> Exercise prompt
Give every line back verbatim, dropping all images.

> Entries
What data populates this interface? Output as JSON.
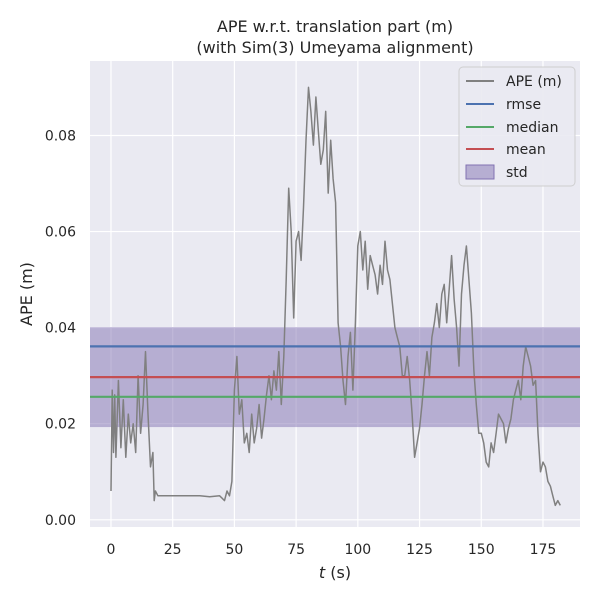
{
  "chart_data": {
    "type": "line",
    "title_line1": "APE w.r.t. translation part (m)",
    "title_line2": "(with Sim(3) Umeyama alignment)",
    "xlabel_var": "t",
    "xlabel_unit": " (s)",
    "ylabel": "APE (m)",
    "xlim": [
      -8.5,
      190
    ],
    "ylim": [
      -0.0015,
      0.0955
    ],
    "xticks": [
      0,
      25,
      50,
      75,
      100,
      125,
      150,
      175
    ],
    "xtick_labels": [
      "0",
      "25",
      "50",
      "75",
      "100",
      "125",
      "150",
      "175"
    ],
    "yticks": [
      0.0,
      0.02,
      0.04,
      0.06,
      0.08
    ],
    "ytick_labels": [
      "0.00",
      "0.02",
      "0.04",
      "0.06",
      "0.08"
    ],
    "grid": true,
    "legend_position": "top-right",
    "colors": {
      "background": "#eaeaf2",
      "grid": "#ffffff",
      "ape": "#808080",
      "rmse": "#4c72b0",
      "median": "#55a868",
      "mean": "#c44e52",
      "std": "#8172b2"
    },
    "series": [
      {
        "name": "APE (m)",
        "x": [
          0,
          0.5,
          1,
          1.5,
          2,
          3,
          4,
          5,
          6,
          7,
          8,
          9,
          10,
          11,
          12,
          13,
          14,
          15,
          16,
          17,
          17.5,
          18,
          19,
          20,
          22,
          25,
          28,
          32,
          36,
          40,
          44,
          45,
          46,
          47,
          48,
          49,
          50,
          51,
          52,
          53,
          54,
          55,
          56,
          57,
          58,
          59,
          60,
          61,
          62,
          63,
          64,
          65,
          66,
          67,
          68,
          69,
          70,
          71,
          72,
          73,
          74,
          75,
          76,
          77,
          78,
          79,
          80,
          81,
          82,
          83,
          84,
          85,
          86,
          87,
          88,
          89,
          90,
          91,
          92,
          93,
          94,
          95,
          96,
          97,
          98,
          99,
          100,
          101,
          102,
          103,
          104,
          105,
          106,
          107,
          108,
          109,
          110,
          111,
          112,
          113,
          114,
          115,
          116,
          117,
          118,
          119,
          120,
          121,
          122,
          123,
          124,
          125,
          126,
          127,
          128,
          129,
          130,
          131,
          132,
          133,
          134,
          135,
          136,
          137,
          138,
          139,
          140,
          141,
          142,
          143,
          144,
          145,
          146,
          147,
          148,
          149,
          150,
          151,
          152,
          153,
          154,
          155,
          156,
          157,
          158,
          159,
          160,
          161,
          162,
          163,
          164,
          165,
          166,
          167,
          168,
          169,
          170,
          171,
          172,
          173,
          174,
          175,
          176,
          177,
          178,
          179,
          180,
          181,
          182
        ],
        "y": [
          0.006,
          0.027,
          0.014,
          0.026,
          0.013,
          0.029,
          0.015,
          0.025,
          0.013,
          0.022,
          0.016,
          0.02,
          0.014,
          0.03,
          0.018,
          0.024,
          0.035,
          0.022,
          0.011,
          0.014,
          0.004,
          0.006,
          0.005,
          0.005,
          0.005,
          0.005,
          0.005,
          0.005,
          0.005,
          0.0048,
          0.005,
          0.0045,
          0.004,
          0.006,
          0.005,
          0.008,
          0.027,
          0.034,
          0.022,
          0.025,
          0.016,
          0.018,
          0.014,
          0.022,
          0.016,
          0.019,
          0.024,
          0.017,
          0.021,
          0.026,
          0.03,
          0.025,
          0.031,
          0.027,
          0.035,
          0.024,
          0.034,
          0.05,
          0.069,
          0.06,
          0.042,
          0.058,
          0.06,
          0.054,
          0.065,
          0.079,
          0.09,
          0.085,
          0.078,
          0.088,
          0.081,
          0.074,
          0.077,
          0.085,
          0.068,
          0.079,
          0.071,
          0.066,
          0.041,
          0.036,
          0.029,
          0.024,
          0.034,
          0.039,
          0.027,
          0.041,
          0.057,
          0.06,
          0.052,
          0.058,
          0.048,
          0.055,
          0.053,
          0.051,
          0.047,
          0.053,
          0.049,
          0.058,
          0.052,
          0.05,
          0.045,
          0.04,
          0.038,
          0.036,
          0.03,
          0.03,
          0.034,
          0.029,
          0.022,
          0.013,
          0.016,
          0.019,
          0.024,
          0.03,
          0.035,
          0.03,
          0.038,
          0.041,
          0.045,
          0.04,
          0.047,
          0.049,
          0.041,
          0.048,
          0.055,
          0.046,
          0.04,
          0.032,
          0.047,
          0.053,
          0.057,
          0.05,
          0.043,
          0.031,
          0.024,
          0.018,
          0.018,
          0.016,
          0.012,
          0.011,
          0.016,
          0.014,
          0.018,
          0.022,
          0.021,
          0.02,
          0.016,
          0.019,
          0.021,
          0.025,
          0.027,
          0.029,
          0.025,
          0.032,
          0.036,
          0.034,
          0.032,
          0.028,
          0.029,
          0.018,
          0.01,
          0.012,
          0.011,
          0.008,
          0.007,
          0.005,
          0.003,
          0.004,
          0.003
        ]
      },
      {
        "name": "rmse",
        "value": 0.0361
      },
      {
        "name": "median",
        "value": 0.0256
      },
      {
        "name": "mean",
        "value": 0.0297
      },
      {
        "name": "std",
        "range": [
          0.0193,
          0.0401
        ]
      }
    ]
  }
}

> Exercise result
What data populates this interface? Output as JSON.
{
  "chart_data": {
    "type": "line",
    "title_line1": "APE w.r.t. translation part (m)",
    "title_line2": "(with Sim(3) Umeyama alignment)",
    "xlabel_var": "t",
    "xlabel_unit": " (s)",
    "ylabel": "APE (m)",
    "xlim": [
      -8.5,
      190
    ],
    "ylim": [
      -0.0015,
      0.0955
    ],
    "xticks": [
      0,
      25,
      50,
      75,
      100,
      125,
      150,
      175
    ],
    "xtick_labels": [
      "0",
      "25",
      "50",
      "75",
      "100",
      "125",
      "150",
      "175"
    ],
    "yticks": [
      0.0,
      0.02,
      0.04,
      0.06,
      0.08
    ],
    "ytick_labels": [
      "0.00",
      "0.02",
      "0.04",
      "0.06",
      "0.08"
    ],
    "grid": true,
    "legend_position": "top-right",
    "colors": {
      "background": "#eaeaf2",
      "grid": "#ffffff",
      "ape": "#808080",
      "rmse": "#4c72b0",
      "median": "#55a868",
      "mean": "#c44e52",
      "std": "#8172b2"
    },
    "series": [
      {
        "name": "APE (m)",
        "x": [
          0,
          0.5,
          1,
          1.5,
          2,
          3,
          4,
          5,
          6,
          7,
          8,
          9,
          10,
          11,
          12,
          13,
          14,
          15,
          16,
          17,
          17.5,
          18,
          19,
          20,
          22,
          25,
          28,
          32,
          36,
          40,
          44,
          45,
          46,
          47,
          48,
          49,
          50,
          51,
          52,
          53,
          54,
          55,
          56,
          57,
          58,
          59,
          60,
          61,
          62,
          63,
          64,
          65,
          66,
          67,
          68,
          69,
          70,
          71,
          72,
          73,
          74,
          75,
          76,
          77,
          78,
          79,
          80,
          81,
          82,
          83,
          84,
          85,
          86,
          87,
          88,
          89,
          90,
          91,
          92,
          93,
          94,
          95,
          96,
          97,
          98,
          99,
          100,
          101,
          102,
          103,
          104,
          105,
          106,
          107,
          108,
          109,
          110,
          111,
          112,
          113,
          114,
          115,
          116,
          117,
          118,
          119,
          120,
          121,
          122,
          123,
          124,
          125,
          126,
          127,
          128,
          129,
          130,
          131,
          132,
          133,
          134,
          135,
          136,
          137,
          138,
          139,
          140,
          141,
          142,
          143,
          144,
          145,
          146,
          147,
          148,
          149,
          150,
          151,
          152,
          153,
          154,
          155,
          156,
          157,
          158,
          159,
          160,
          161,
          162,
          163,
          164,
          165,
          166,
          167,
          168,
          169,
          170,
          171,
          172,
          173,
          174,
          175,
          176,
          177,
          178,
          179,
          180,
          181,
          182
        ],
        "y": [
          0.006,
          0.027,
          0.014,
          0.026,
          0.013,
          0.029,
          0.015,
          0.025,
          0.013,
          0.022,
          0.016,
          0.02,
          0.014,
          0.03,
          0.018,
          0.024,
          0.035,
          0.022,
          0.011,
          0.014,
          0.004,
          0.006,
          0.005,
          0.005,
          0.005,
          0.005,
          0.005,
          0.005,
          0.005,
          0.0048,
          0.005,
          0.0045,
          0.004,
          0.006,
          0.005,
          0.008,
          0.027,
          0.034,
          0.022,
          0.025,
          0.016,
          0.018,
          0.014,
          0.022,
          0.016,
          0.019,
          0.024,
          0.017,
          0.021,
          0.026,
          0.03,
          0.025,
          0.031,
          0.027,
          0.035,
          0.024,
          0.034,
          0.05,
          0.069,
          0.06,
          0.042,
          0.058,
          0.06,
          0.054,
          0.065,
          0.079,
          0.09,
          0.085,
          0.078,
          0.088,
          0.081,
          0.074,
          0.077,
          0.085,
          0.068,
          0.079,
          0.071,
          0.066,
          0.041,
          0.036,
          0.029,
          0.024,
          0.034,
          0.039,
          0.027,
          0.041,
          0.057,
          0.06,
          0.052,
          0.058,
          0.048,
          0.055,
          0.053,
          0.051,
          0.047,
          0.053,
          0.049,
          0.058,
          0.052,
          0.05,
          0.045,
          0.04,
          0.038,
          0.036,
          0.03,
          0.03,
          0.034,
          0.029,
          0.022,
          0.013,
          0.016,
          0.019,
          0.024,
          0.03,
          0.035,
          0.03,
          0.038,
          0.041,
          0.045,
          0.04,
          0.047,
          0.049,
          0.041,
          0.048,
          0.055,
          0.046,
          0.04,
          0.032,
          0.047,
          0.053,
          0.057,
          0.05,
          0.043,
          0.031,
          0.024,
          0.018,
          0.018,
          0.016,
          0.012,
          0.011,
          0.016,
          0.014,
          0.018,
          0.022,
          0.021,
          0.02,
          0.016,
          0.019,
          0.021,
          0.025,
          0.027,
          0.029,
          0.025,
          0.032,
          0.036,
          0.034,
          0.032,
          0.028,
          0.029,
          0.018,
          0.01,
          0.012,
          0.011,
          0.008,
          0.007,
          0.005,
          0.003,
          0.004,
          0.003
        ]
      },
      {
        "name": "rmse",
        "value": 0.0361
      },
      {
        "name": "median",
        "value": 0.0256
      },
      {
        "name": "mean",
        "value": 0.0297
      },
      {
        "name": "std",
        "range": [
          0.0193,
          0.0401
        ]
      }
    ]
  }
}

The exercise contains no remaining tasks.